◆ **Your goal**:
Return the records that follow, matching each one exactly.

[Data records]
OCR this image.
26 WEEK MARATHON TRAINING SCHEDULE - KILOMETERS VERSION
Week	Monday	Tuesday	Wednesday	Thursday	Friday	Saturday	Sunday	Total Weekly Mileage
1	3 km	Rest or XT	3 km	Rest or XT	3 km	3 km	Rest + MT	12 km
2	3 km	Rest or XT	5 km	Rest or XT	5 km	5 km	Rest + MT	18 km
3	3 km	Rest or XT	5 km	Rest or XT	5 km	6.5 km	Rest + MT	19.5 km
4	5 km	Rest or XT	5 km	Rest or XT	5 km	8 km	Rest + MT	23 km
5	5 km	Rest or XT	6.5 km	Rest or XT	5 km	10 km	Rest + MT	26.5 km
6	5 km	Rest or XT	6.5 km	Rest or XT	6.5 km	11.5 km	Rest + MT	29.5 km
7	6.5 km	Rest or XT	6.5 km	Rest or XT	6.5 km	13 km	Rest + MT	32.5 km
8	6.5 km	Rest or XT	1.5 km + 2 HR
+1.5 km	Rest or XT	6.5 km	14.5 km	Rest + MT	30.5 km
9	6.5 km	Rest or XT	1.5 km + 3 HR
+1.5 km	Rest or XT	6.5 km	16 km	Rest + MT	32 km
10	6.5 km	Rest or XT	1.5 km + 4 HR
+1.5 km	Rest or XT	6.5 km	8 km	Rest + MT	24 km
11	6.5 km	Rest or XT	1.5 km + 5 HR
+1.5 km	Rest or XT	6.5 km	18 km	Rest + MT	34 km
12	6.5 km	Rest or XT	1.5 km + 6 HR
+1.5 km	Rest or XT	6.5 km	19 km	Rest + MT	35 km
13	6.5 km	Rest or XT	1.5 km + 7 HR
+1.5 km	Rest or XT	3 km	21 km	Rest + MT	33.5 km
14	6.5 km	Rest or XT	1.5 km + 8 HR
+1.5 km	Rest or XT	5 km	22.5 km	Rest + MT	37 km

◆ **Exercise output**:
OCR this image.
26 WEEK MARATHON TRAINING SCHEDULE - KILOMETERS VERSION
Week	Monday	Tuesday	Wednesday	Thursday	Friday	Saturday	Sunday	Total Weekly Mileage
1	3 km	Rest or XT	3 km	Rest or XT	3 km	3 km	Rest + MT	12 km
2	3 km	Rest or XT	5 km	Rest or XT	5 km	5 km	Rest + MT	18 km
3	3 km	Rest or XT	5 km	Rest or XT	5 km	6.5 km	Rest + MT	19.5 km
4	5 km	Rest or XT	5 km	Rest or XT	5 km	8 km	Rest + MT	23 km
5	5 km	Rest or XT	6.5 km	Rest or XT	5 km	10 km	Rest + MT	26.5 km
6	5 km	Rest or XT	6.5 km	Rest or XT	6.5 km	11.5 km	Rest + MT	29.5 km
7	6.5 km	Rest or XT	6.5 km	Rest or XT	6.5 km	13 km	Rest + MT	32.5 km
8	6.5 km	Rest or XT	1.5 km + 2 HR
+1.5 km	Rest or XT	6.5 km	14.5 km	Rest + MT	30.5 km
9	6.5 km	Rest or XT	1.5 km + 3 HR
+1.5 km	Rest or XT	6.5 km	16 km	Rest + MT	32 km
10	6.5 km	Rest or XT	1.5 km + 4 HR
+1.5 km	Rest or XT	6.5 km	8 km	Rest + MT	24 km
11	6.5 km	Rest or XT	1.5 km + 5 HR
+1.5 km	Rest or XT	6.5 km	18 km	Rest + MT	34 km
12	6.5 km	Rest or XT	1.5 km + 6 HR
+1.5 km	Rest or XT	6.5 km	19 km	Rest + MT	35 km
13	6.5 km	Rest or XT	1.5 km + 7 HR
+1.5 km	Rest or XT	3 km	21 km	Rest + MT	33.5 km
14	6.5 km	Rest or XT	1.5 km + 8 HR
+1.5 km	Rest or XT	5 km	22.5 km	Rest + MT	37 km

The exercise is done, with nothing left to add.